● **Request**: Identify all lines of the data containing the string "Melilla" and copy them.

● **Data in this exercise**:
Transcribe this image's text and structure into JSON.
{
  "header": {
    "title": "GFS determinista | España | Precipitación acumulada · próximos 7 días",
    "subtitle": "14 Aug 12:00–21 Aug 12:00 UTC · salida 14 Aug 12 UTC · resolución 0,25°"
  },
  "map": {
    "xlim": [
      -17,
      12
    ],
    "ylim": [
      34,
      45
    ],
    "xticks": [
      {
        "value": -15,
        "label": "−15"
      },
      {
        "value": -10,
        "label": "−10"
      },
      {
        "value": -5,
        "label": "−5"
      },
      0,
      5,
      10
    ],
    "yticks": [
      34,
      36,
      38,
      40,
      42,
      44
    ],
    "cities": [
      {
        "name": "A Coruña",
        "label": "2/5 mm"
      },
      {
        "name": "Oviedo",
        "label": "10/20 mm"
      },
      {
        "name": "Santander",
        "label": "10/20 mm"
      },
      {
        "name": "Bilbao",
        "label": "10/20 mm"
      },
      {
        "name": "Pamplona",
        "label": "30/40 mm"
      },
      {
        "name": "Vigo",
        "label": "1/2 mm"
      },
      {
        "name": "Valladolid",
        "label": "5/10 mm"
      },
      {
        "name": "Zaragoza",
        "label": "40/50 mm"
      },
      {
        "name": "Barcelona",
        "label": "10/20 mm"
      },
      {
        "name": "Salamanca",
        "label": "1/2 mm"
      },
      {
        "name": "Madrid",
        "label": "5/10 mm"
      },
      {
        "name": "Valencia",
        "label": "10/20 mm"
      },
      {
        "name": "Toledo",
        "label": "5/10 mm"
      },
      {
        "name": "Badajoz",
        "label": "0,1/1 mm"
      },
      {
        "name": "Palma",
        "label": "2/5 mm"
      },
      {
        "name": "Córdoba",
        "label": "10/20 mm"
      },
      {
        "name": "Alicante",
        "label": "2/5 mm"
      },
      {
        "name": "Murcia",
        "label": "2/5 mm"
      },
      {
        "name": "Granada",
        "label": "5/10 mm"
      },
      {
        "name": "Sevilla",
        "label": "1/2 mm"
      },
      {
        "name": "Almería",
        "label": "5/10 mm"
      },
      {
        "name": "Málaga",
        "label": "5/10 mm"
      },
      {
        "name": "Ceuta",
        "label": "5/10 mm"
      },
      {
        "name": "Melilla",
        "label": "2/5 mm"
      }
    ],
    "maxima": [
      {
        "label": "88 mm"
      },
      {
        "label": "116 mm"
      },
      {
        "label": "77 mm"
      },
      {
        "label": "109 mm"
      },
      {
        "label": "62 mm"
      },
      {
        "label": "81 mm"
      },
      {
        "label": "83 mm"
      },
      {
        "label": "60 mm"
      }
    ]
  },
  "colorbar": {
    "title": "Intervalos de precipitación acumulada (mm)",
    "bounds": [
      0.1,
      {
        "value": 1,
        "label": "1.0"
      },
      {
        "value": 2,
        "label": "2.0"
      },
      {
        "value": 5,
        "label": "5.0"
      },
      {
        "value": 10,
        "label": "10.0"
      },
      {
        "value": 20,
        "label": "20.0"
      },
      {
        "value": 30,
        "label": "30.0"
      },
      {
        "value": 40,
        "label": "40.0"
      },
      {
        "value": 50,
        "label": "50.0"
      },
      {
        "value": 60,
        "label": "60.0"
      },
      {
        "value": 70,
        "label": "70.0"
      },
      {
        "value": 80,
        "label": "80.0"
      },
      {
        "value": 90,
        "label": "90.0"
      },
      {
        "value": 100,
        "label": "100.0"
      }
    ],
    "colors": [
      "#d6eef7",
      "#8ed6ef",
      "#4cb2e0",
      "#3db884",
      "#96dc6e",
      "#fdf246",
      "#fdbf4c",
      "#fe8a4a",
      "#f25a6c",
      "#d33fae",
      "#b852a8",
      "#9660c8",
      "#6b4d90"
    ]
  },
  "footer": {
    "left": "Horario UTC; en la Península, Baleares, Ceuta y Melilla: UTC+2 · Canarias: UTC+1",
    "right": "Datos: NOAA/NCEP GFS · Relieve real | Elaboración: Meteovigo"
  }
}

...

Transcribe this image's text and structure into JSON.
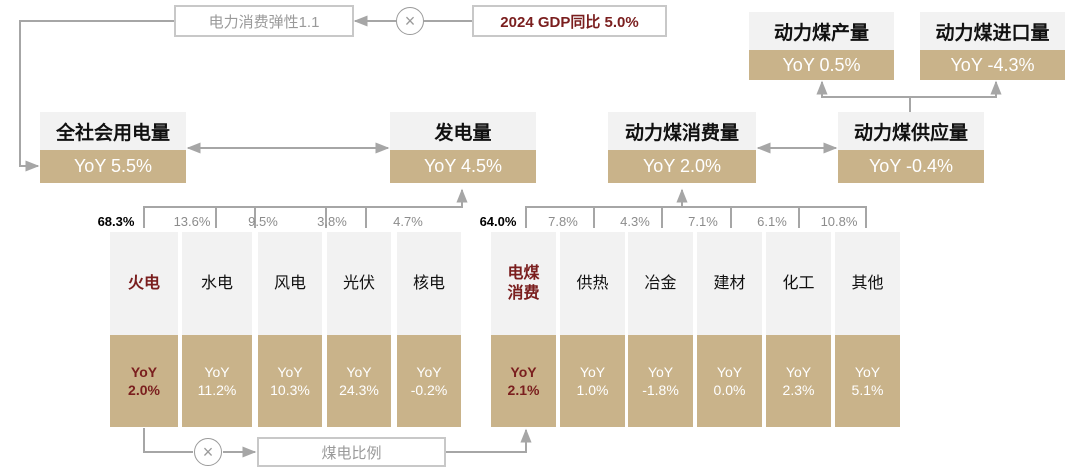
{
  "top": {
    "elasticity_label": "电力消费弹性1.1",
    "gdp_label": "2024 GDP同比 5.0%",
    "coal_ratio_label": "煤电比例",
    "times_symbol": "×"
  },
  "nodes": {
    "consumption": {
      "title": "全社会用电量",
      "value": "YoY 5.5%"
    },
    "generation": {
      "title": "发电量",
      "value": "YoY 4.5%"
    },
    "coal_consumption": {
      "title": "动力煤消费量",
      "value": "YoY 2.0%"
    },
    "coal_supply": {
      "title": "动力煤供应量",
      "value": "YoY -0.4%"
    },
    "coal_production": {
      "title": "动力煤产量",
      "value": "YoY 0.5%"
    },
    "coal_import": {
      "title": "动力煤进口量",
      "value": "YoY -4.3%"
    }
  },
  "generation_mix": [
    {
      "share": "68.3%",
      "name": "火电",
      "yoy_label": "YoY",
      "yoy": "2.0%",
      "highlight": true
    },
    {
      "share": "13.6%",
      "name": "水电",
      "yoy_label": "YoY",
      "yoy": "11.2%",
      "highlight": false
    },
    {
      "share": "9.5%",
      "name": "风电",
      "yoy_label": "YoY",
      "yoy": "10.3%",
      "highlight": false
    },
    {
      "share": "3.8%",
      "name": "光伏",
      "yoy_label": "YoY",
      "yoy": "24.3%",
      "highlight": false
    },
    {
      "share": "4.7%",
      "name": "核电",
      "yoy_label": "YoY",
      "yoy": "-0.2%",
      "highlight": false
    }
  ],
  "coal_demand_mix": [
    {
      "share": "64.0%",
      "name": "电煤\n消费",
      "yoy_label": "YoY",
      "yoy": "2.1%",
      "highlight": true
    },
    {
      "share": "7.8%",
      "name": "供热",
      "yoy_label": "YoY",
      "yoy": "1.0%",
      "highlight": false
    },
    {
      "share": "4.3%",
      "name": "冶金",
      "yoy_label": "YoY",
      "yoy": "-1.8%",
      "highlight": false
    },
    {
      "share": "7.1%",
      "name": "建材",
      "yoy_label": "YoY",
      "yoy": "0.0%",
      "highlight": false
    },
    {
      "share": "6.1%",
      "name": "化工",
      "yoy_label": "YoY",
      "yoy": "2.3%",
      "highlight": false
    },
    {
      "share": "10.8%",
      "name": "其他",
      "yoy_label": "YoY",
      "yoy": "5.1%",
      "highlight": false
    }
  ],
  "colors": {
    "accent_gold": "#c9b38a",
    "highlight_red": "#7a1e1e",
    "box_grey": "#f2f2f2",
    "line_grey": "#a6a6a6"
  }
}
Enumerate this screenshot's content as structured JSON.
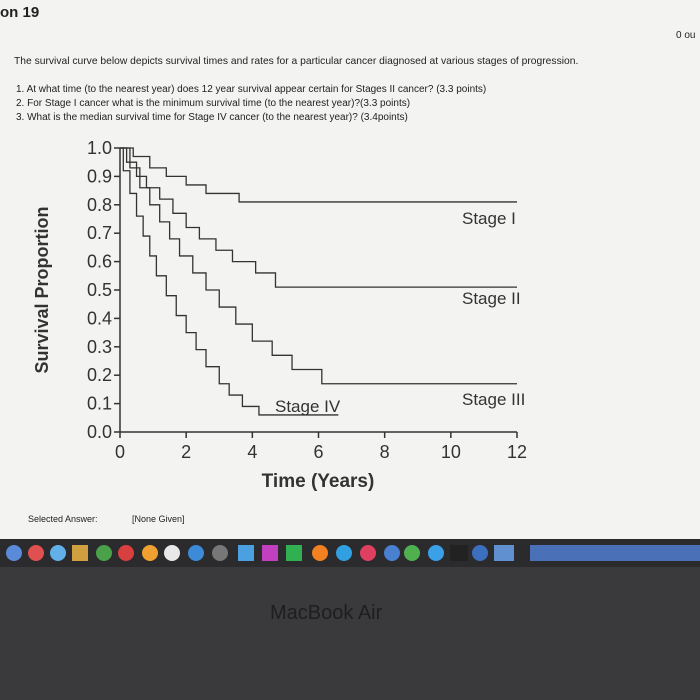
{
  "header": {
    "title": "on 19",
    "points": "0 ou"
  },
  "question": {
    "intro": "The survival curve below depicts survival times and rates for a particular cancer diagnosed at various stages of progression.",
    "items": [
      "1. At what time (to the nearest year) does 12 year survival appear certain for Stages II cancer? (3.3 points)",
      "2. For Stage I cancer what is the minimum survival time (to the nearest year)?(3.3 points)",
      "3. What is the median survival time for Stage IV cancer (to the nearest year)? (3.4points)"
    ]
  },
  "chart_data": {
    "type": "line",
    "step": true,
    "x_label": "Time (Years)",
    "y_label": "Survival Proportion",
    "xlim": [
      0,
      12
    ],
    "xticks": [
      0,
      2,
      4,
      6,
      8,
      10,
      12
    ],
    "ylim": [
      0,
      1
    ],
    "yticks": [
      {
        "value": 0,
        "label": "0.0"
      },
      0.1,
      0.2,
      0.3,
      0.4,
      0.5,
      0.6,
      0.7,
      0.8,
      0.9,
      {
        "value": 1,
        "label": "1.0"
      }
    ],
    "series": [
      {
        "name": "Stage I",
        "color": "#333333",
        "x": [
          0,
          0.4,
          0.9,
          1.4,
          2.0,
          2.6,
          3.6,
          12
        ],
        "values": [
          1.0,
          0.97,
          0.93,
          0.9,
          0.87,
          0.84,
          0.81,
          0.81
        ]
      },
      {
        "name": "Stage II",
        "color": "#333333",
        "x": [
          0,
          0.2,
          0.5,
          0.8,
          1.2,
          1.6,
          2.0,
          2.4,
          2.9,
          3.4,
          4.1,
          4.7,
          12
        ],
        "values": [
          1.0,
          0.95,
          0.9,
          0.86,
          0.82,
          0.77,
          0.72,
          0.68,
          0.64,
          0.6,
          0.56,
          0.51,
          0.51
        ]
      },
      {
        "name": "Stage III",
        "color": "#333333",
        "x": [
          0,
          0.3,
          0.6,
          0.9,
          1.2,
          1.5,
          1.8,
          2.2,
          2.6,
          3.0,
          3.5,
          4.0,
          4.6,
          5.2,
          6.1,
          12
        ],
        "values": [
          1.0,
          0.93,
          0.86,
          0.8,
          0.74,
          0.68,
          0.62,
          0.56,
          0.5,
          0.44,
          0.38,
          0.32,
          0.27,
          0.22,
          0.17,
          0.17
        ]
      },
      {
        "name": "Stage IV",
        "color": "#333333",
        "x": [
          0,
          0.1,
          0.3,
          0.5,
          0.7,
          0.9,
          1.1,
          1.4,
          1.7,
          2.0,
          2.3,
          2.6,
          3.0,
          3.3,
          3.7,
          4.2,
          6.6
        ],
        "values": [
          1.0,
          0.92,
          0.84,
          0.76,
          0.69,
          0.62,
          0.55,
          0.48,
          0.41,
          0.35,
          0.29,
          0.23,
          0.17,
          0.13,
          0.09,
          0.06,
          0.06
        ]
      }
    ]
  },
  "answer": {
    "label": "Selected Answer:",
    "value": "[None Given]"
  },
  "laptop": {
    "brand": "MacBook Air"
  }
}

● **Answer to this exercise**:
        "name": "Melilla",
    "left": "Horario UTC; en la Península, Baleares, Ceuta y Melilla: UTC+2 · Canarias: UTC+1",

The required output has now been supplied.